■ Short task: Which lines contain the string "into"? Please list every one of them.

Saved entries
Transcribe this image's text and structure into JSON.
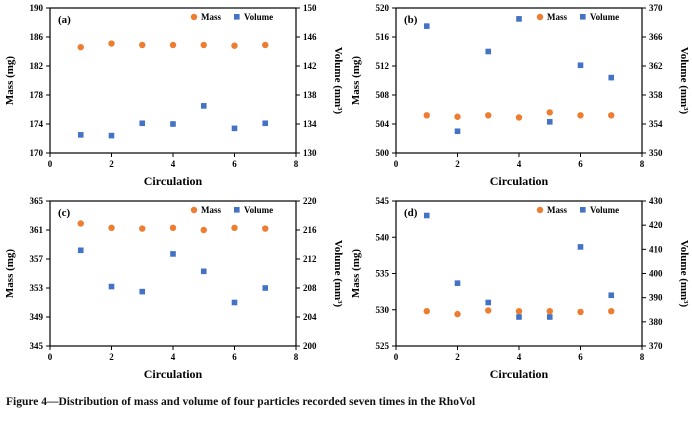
{
  "figure_caption": "Figure 4—Distribution of mass and volume of four particles recorded seven times in the RhoVol",
  "legend": {
    "mass": "Mass",
    "volume": "Volume"
  },
  "colors": {
    "mass": "#ED7D31",
    "volume": "#4472C4",
    "axis": "#000000",
    "text": "#000000"
  },
  "chart_data": [
    {
      "type": "scatter",
      "panel": "(a)",
      "xlabel": "Circulation",
      "ylabel_left": "Mass (mg)",
      "ylabel_right": "Volume (mm³)",
      "xlim": [
        0,
        8
      ],
      "xticks": [
        0,
        2,
        4,
        6,
        8
      ],
      "ylim_left": [
        170,
        190
      ],
      "yticks_left": [
        170,
        174,
        178,
        182,
        186,
        190
      ],
      "ylim_right": [
        130,
        150
      ],
      "yticks_right": [
        130,
        134,
        138,
        142,
        146,
        150
      ],
      "x": [
        1,
        2,
        3,
        4,
        5,
        6,
        7
      ],
      "series": [
        {
          "name": "Mass",
          "axis": "left",
          "marker": "circle",
          "values": [
            184.6,
            185.1,
            184.9,
            184.9,
            184.9,
            184.8,
            184.9
          ]
        },
        {
          "name": "Volume",
          "axis": "right",
          "marker": "square",
          "values": [
            132.5,
            132.4,
            134.1,
            134.0,
            136.5,
            133.4,
            134.1
          ]
        }
      ]
    },
    {
      "type": "scatter",
      "panel": "(b)",
      "xlabel": "Circulation",
      "ylabel_left": "Mass (mg)",
      "ylabel_right": "Volume (mm³)",
      "xlim": [
        0,
        8
      ],
      "xticks": [
        0,
        2,
        4,
        6,
        8
      ],
      "ylim_left": [
        500,
        520
      ],
      "yticks_left": [
        500,
        504,
        508,
        512,
        516,
        520
      ],
      "ylim_right": [
        350,
        370
      ],
      "yticks_right": [
        350,
        354,
        358,
        362,
        366,
        370
      ],
      "x": [
        1,
        2,
        3,
        4,
        5,
        6,
        7
      ],
      "series": [
        {
          "name": "Mass",
          "axis": "left",
          "marker": "circle",
          "values": [
            505.2,
            505.0,
            505.2,
            504.9,
            505.6,
            505.2,
            505.2
          ]
        },
        {
          "name": "Volume",
          "axis": "right",
          "marker": "square",
          "values": [
            367.5,
            353.0,
            364.0,
            368.5,
            354.3,
            362.1,
            360.4
          ]
        }
      ]
    },
    {
      "type": "scatter",
      "panel": "(c)",
      "xlabel": "Circulation",
      "ylabel_left": "Mass (mg)",
      "ylabel_right": "Volume (mm³)",
      "xlim": [
        0,
        8
      ],
      "xticks": [
        0,
        2,
        4,
        6,
        8
      ],
      "ylim_left": [
        345,
        365
      ],
      "yticks_left": [
        345,
        349,
        353,
        357,
        361,
        365
      ],
      "ylim_right": [
        200,
        220
      ],
      "yticks_right": [
        200,
        204,
        208,
        212,
        216,
        220
      ],
      "x": [
        1,
        2,
        3,
        4,
        5,
        6,
        7
      ],
      "series": [
        {
          "name": "Mass",
          "axis": "left",
          "marker": "circle",
          "values": [
            361.9,
            361.3,
            361.2,
            361.3,
            361.0,
            361.3,
            361.2
          ]
        },
        {
          "name": "Volume",
          "axis": "right",
          "marker": "square",
          "values": [
            213.2,
            208.2,
            207.5,
            212.7,
            210.3,
            206.0,
            208.0
          ]
        }
      ]
    },
    {
      "type": "scatter",
      "panel": "(d)",
      "xlabel": "Circulation",
      "ylabel_left": "Mass (mg)",
      "ylabel_right": "Volume (mm³)",
      "xlim": [
        0,
        8
      ],
      "xticks": [
        0,
        2,
        4,
        6,
        8
      ],
      "ylim_left": [
        525,
        545
      ],
      "yticks_left": [
        525,
        530,
        535,
        540,
        545
      ],
      "ylim_right": [
        370,
        430
      ],
      "yticks_right": [
        370,
        380,
        390,
        400,
        410,
        420,
        430
      ],
      "x": [
        1,
        2,
        3,
        4,
        5,
        6,
        7
      ],
      "series": [
        {
          "name": "Mass",
          "axis": "left",
          "marker": "circle",
          "values": [
            529.8,
            529.4,
            529.9,
            529.8,
            529.8,
            529.7,
            529.8
          ]
        },
        {
          "name": "Volume",
          "axis": "right",
          "marker": "square",
          "values": [
            424.0,
            396.0,
            388.0,
            382.0,
            382.0,
            411.0,
            391.0
          ]
        }
      ]
    }
  ]
}
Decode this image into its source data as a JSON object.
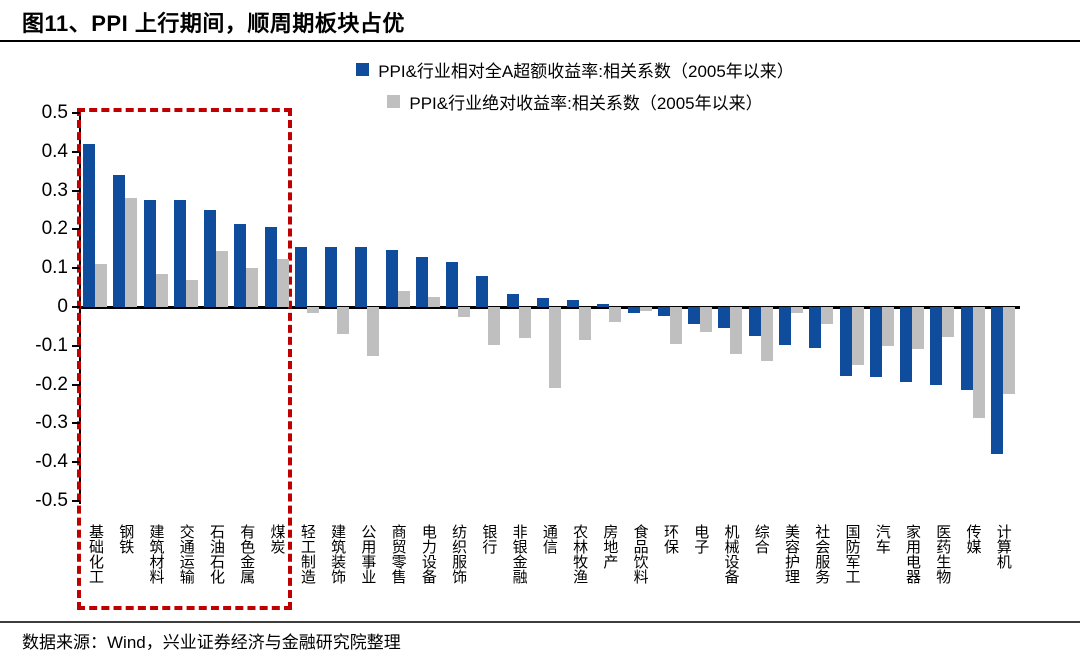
{
  "header": {
    "title": "图11、PPI 上行期间，顺周期板块占优"
  },
  "legend": {
    "items": [
      {
        "label": "PPI&行业相对全A超额收益率:相关系数（2005年以来）",
        "color": "#0F4C9C"
      },
      {
        "label": "PPI&行业绝对收益率:相关系数（2005年以来）",
        "color": "#BFBFBF"
      }
    ]
  },
  "chart_data": {
    "type": "bar",
    "title": "图11、PPI 上行期间，顺周期板块占优",
    "categories": [
      "基础化工",
      "钢铁",
      "建筑材料",
      "交通运输",
      "石油石化",
      "有色金属",
      "煤炭",
      "轻工制造",
      "建筑装饰",
      "公用事业",
      "商贸零售",
      "电力设备",
      "纺织服饰",
      "银行",
      "非银金融",
      "通信",
      "农林牧渔",
      "房地产",
      "食品饮料",
      "环保",
      "电子",
      "机械设备",
      "综合",
      "美容护理",
      "社会服务",
      "国防军工",
      "汽车",
      "家用电器",
      "医药生物",
      "传媒",
      "计算机"
    ],
    "series": [
      {
        "name": "PPI&行业相对全A超额收益率:相关系数（2005年以来）",
        "color": "#0F4C9C",
        "values": [
          0.42,
          0.34,
          0.275,
          0.275,
          0.25,
          0.215,
          0.205,
          0.155,
          0.155,
          0.155,
          0.148,
          0.13,
          0.115,
          0.08,
          0.033,
          0.023,
          0.017,
          0.008,
          -0.015,
          -0.023,
          -0.043,
          -0.055,
          -0.075,
          -0.098,
          -0.105,
          -0.178,
          -0.181,
          -0.194,
          -0.2,
          -0.215,
          -0.378
        ]
      },
      {
        "name": "PPI&行业绝对收益率:相关系数（2005年以来）",
        "color": "#BFBFBF",
        "values": [
          0.11,
          0.28,
          0.085,
          0.07,
          0.145,
          0.1,
          0.125,
          -0.015,
          -0.07,
          -0.125,
          0.04,
          0.026,
          -0.027,
          -0.097,
          -0.08,
          -0.21,
          -0.084,
          -0.038,
          -0.01,
          -0.095,
          -0.064,
          -0.122,
          -0.14,
          -0.015,
          -0.045,
          -0.15,
          -0.1,
          -0.108,
          -0.078,
          -0.285,
          -0.225
        ]
      }
    ],
    "xlabel": "",
    "ylabel": "",
    "ylim": [
      -0.5,
      0.5
    ],
    "ytick_labels": [
      "0.5",
      "0.4",
      "0.3",
      "0.2",
      "0.1",
      "0",
      "-0.1",
      "-0.2",
      "-0.3",
      "-0.4",
      "-0.5"
    ],
    "grid": false,
    "legend_position": "top-center",
    "annotation": {
      "type": "dashed-box-highlight",
      "color": "#C00000",
      "highlighted_categories": [
        "基础化工",
        "钢铁",
        "建筑材料",
        "交通运输",
        "石油石化",
        "有色金属",
        "煤炭"
      ]
    }
  },
  "footer": {
    "source": "数据来源：Wind，兴业证券经济与金融研究院整理"
  }
}
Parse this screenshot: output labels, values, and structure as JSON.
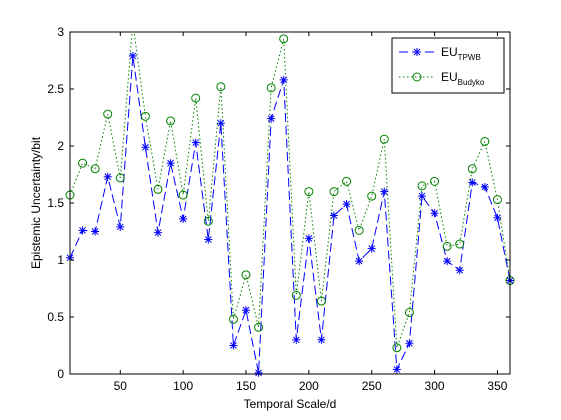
{
  "chart_data": {
    "type": "line",
    "xlabel": "Temporal Scale/d",
    "ylabel": "Epistemic Uncertainty/bit",
    "xlim": [
      10,
      360
    ],
    "ylim": [
      0,
      3
    ],
    "xticks": [
      50,
      100,
      150,
      200,
      250,
      300,
      350
    ],
    "yticks": [
      0,
      0.5,
      1,
      1.5,
      2,
      2.5,
      3
    ],
    "grid": false,
    "legend_position": "top-right",
    "x": [
      10,
      20,
      30,
      40,
      50,
      60,
      70,
      80,
      90,
      100,
      110,
      120,
      130,
      140,
      150,
      160,
      170,
      180,
      190,
      200,
      210,
      220,
      230,
      240,
      250,
      260,
      270,
      280,
      290,
      300,
      310,
      320,
      330,
      340,
      350,
      360
    ],
    "series": [
      {
        "name": "TPWB",
        "legend_prefix": "EU",
        "legend_sub": "TPWB",
        "color": "#0000ff",
        "line_style": "dashed",
        "marker": "star",
        "values": [
          1.02,
          1.26,
          1.25,
          1.73,
          1.29,
          2.79,
          1.99,
          1.24,
          1.85,
          1.36,
          2.03,
          1.18,
          2.2,
          0.25,
          0.56,
          0.01,
          2.24,
          2.58,
          0.3,
          1.19,
          0.3,
          1.39,
          1.49,
          0.99,
          1.1,
          1.6,
          0.04,
          0.27,
          1.56,
          1.41,
          0.99,
          0.91,
          1.68,
          1.64,
          1.37,
          0.82
        ]
      },
      {
        "name": "Budyko",
        "legend_prefix": "EU",
        "legend_sub": "Budyko",
        "color": "#008000",
        "line_style": "dotted",
        "marker": "circle",
        "values": [
          1.57,
          1.85,
          1.8,
          2.28,
          1.72,
          3.08,
          2.26,
          1.62,
          2.22,
          1.57,
          2.42,
          1.34,
          2.52,
          0.48,
          0.87,
          0.41,
          2.51,
          2.94,
          0.69,
          1.6,
          0.64,
          1.6,
          1.69,
          1.26,
          1.56,
          2.06,
          0.23,
          0.54,
          1.65,
          1.69,
          1.12,
          1.14,
          1.8,
          2.04,
          1.53,
          0.82
        ]
      }
    ]
  }
}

■ Full response:
Transcribe this image's text and structure into JSON.
Decode this image into its source data as a JSON object.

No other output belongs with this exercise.